* INSTRUCTIONS TO FOLLOW *
Go through the listing and copy every line word for word.

Extracted records
** begin **
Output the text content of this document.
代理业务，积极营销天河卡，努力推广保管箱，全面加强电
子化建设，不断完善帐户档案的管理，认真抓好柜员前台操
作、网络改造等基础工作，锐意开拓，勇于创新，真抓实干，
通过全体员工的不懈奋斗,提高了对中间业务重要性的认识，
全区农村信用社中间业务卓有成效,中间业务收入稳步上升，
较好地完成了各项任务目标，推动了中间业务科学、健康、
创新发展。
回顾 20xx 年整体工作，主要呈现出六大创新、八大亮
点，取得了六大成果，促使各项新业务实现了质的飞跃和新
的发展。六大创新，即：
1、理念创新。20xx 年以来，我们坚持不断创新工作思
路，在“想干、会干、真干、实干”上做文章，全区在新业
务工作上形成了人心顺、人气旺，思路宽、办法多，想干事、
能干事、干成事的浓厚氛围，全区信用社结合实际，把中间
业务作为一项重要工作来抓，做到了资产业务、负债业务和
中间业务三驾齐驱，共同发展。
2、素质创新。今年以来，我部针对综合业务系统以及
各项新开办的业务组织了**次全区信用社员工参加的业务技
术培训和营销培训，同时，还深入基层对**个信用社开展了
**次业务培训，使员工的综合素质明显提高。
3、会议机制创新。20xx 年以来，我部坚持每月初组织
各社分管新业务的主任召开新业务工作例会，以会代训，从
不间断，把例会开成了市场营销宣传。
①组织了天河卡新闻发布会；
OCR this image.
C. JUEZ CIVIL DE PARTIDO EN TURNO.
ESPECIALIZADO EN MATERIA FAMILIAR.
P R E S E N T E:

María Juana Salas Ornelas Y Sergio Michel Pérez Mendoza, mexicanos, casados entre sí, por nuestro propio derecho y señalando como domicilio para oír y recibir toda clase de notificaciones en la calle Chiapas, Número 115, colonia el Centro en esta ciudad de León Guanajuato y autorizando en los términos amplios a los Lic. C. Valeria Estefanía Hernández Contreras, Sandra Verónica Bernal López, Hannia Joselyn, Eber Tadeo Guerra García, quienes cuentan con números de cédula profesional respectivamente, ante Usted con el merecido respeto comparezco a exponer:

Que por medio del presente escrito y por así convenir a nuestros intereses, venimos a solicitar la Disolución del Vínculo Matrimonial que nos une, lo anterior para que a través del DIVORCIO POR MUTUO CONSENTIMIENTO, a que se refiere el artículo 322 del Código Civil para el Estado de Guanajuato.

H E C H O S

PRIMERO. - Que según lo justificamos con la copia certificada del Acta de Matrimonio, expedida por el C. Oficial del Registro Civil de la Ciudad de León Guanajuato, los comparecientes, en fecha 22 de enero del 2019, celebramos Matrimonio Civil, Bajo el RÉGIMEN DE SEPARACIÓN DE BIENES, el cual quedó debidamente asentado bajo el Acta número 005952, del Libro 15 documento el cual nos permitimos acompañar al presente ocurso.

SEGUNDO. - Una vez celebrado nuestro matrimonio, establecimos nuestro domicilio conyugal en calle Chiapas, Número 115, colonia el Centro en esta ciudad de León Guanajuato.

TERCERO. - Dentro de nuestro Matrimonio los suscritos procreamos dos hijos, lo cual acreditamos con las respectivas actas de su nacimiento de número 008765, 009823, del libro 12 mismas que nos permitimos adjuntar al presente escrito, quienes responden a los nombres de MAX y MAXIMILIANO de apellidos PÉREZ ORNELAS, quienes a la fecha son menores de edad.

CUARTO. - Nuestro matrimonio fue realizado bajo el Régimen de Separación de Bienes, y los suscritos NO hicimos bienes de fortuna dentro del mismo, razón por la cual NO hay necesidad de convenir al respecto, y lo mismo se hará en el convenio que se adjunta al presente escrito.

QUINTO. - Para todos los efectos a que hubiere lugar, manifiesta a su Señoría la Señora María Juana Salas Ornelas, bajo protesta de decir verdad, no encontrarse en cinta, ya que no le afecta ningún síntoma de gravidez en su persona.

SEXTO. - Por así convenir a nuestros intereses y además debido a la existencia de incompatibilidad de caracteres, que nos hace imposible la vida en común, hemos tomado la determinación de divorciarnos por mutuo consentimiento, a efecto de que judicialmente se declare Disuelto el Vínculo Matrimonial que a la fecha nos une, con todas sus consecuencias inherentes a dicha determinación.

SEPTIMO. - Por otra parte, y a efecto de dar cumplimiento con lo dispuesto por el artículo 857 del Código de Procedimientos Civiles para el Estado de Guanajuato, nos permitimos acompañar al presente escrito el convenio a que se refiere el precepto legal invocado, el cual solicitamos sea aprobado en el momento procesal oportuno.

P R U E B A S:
** end **
* RESULT OF THIS TASK *
Output the text content of this document.
代理业务，积极营销天河卡，努力推广保管箱，全面加强电
子化建设，不断完善帐户档案的管理，认真抓好柜员前台操
作、网络改造等基础工作，锐意开拓，勇于创新，真抓实干，
通过全体员工的不懈奋斗,提高了对中间业务重要性的认识，
全区农村信用社中间业务卓有成效,中间业务收入稳步上升，
较好地完成了各项任务目标，推动了中间业务科学、健康、
创新发展。
回顾 20xx 年整体工作，主要呈现出六大创新、八大亮
点，取得了六大成果，促使各项新业务实现了质的飞跃和新
的发展。六大创新，即：
1、理念创新。20xx 年以来，我们坚持不断创新工作思
路，在“想干、会干、真干、实干”上做文章，全区在新业
务工作上形成了人心顺、人气旺，思路宽、办法多，想干事、
能干事、干成事的浓厚氛围，全区信用社结合实际，把中间
业务作为一项重要工作来抓，做到了资产业务、负债业务和
中间业务三驾齐驱，共同发展。
2、素质创新。今年以来，我部针对综合业务系统以及
各项新开办的业务组织了**次全区信用社员工参加的业务技
术培训和营销培训，同时，还深入基层对**个信用社开展了
**次业务培训，使员工的综合素质明显提高。
3、会议机制创新。20xx 年以来，我部坚持每月初组织
各社分管新业务的主任召开新业务工作例会，以会代训，从
不间断，把例会开成了市场营销宣传。
①组织了天河卡新闻发布会；
OCR this image.
C. JUEZ CIVIL DE PARTIDO EN TURNO.
ESPECIALIZADO EN MATERIA FAMILIAR.
P R E S E N T E:

María Juana Salas Ornelas Y Sergio Michel Pérez Mendoza, mexicanos, casados entre sí, por nuestro propio derecho y señalando como domicilio para oír y recibir toda clase de notificaciones en la calle Chiapas, Número 115, colonia el Centro en esta ciudad de León Guanajuato y autorizando en los términos amplios a los Lic. C. Valeria Estefanía Hernández Contreras, Sandra Verónica Bernal López, Hannia Joselyn, Eber Tadeo Guerra García, quienes cuentan con números de cédula profesional respectivamente, ante Usted con el merecido respeto comparezco a exponer:

Que por medio del presente escrito y por así convenir a nuestros intereses, venimos a solicitar la Disolución del Vínculo Matrimonial que nos une, lo anterior para que a través del DIVORCIO POR MUTUO CONSENTIMIENTO, a que se refiere el artículo 322 del Código Civil para el Estado de Guanajuato.

H E C H O S

PRIMERO. - Que según lo justificamos con la copia certificada del Acta de Matrimonio, expedida por el C. Oficial del Registro Civil de la Ciudad de León Guanajuato, los comparecientes, en fecha 22 de enero del 2019, celebramos Matrimonio Civil, Bajo el RÉGIMEN DE SEPARACIÓN DE BIENES, el cual quedó debidamente asentado bajo el Acta número 005952, del Libro 15 documento el cual nos permitimos acompañar al presente ocurso.

SEGUNDO. - Una vez celebrado nuestro matrimonio, establecimos nuestro domicilio conyugal en calle Chiapas, Número 115, colonia el Centro en esta ciudad de León Guanajuato.

TERCERO. - Dentro de nuestro Matrimonio los suscritos procreamos dos hijos, lo cual acreditamos con las respectivas actas de su nacimiento de número 008765, 009823, del libro 12 mismas que nos permitimos adjuntar al presente escrito, quienes responden a los nombres de MAX y MAXIMILIANO de apellidos PÉREZ ORNELAS, quienes a la fecha son menores de edad.

CUARTO. - Nuestro matrimonio fue realizado bajo el Régimen de Separación de Bienes, y los suscritos NO hicimos bienes de fortuna dentro del mismo, razón por la cual NO hay necesidad de convenir al respecto, y lo mismo se hará en el convenio que se adjunta al presente escrito.

QUINTO. - Para todos los efectos a que hubiere lugar, manifiesta a su Señoría la Señora María Juana Salas Ornelas, bajo protesta de decir verdad, no encontrarse en cinta, ya que no le afecta ningún síntoma de gravidez en su persona.

SEXTO. - Por así convenir a nuestros intereses y además debido a la existencia de incompatibilidad de caracteres, que nos hace imposible la vida en común, hemos tomado la determinación de divorciarnos por mutuo consentimiento, a efecto de que judicialmente se declare Disuelto el Vínculo Matrimonial que a la fecha nos une, con todas sus consecuencias inherentes a dicha determinación.

SEPTIMO. - Por otra parte, y a efecto de dar cumplimiento con lo dispuesto por el artículo 857 del Código de Procedimientos Civiles para el Estado de Guanajuato, nos permitimos acompañar al presente escrito el convenio a que se refiere el precepto legal invocado, el cual solicitamos sea aprobado en el momento procesal oportuno.

P R U E B A S:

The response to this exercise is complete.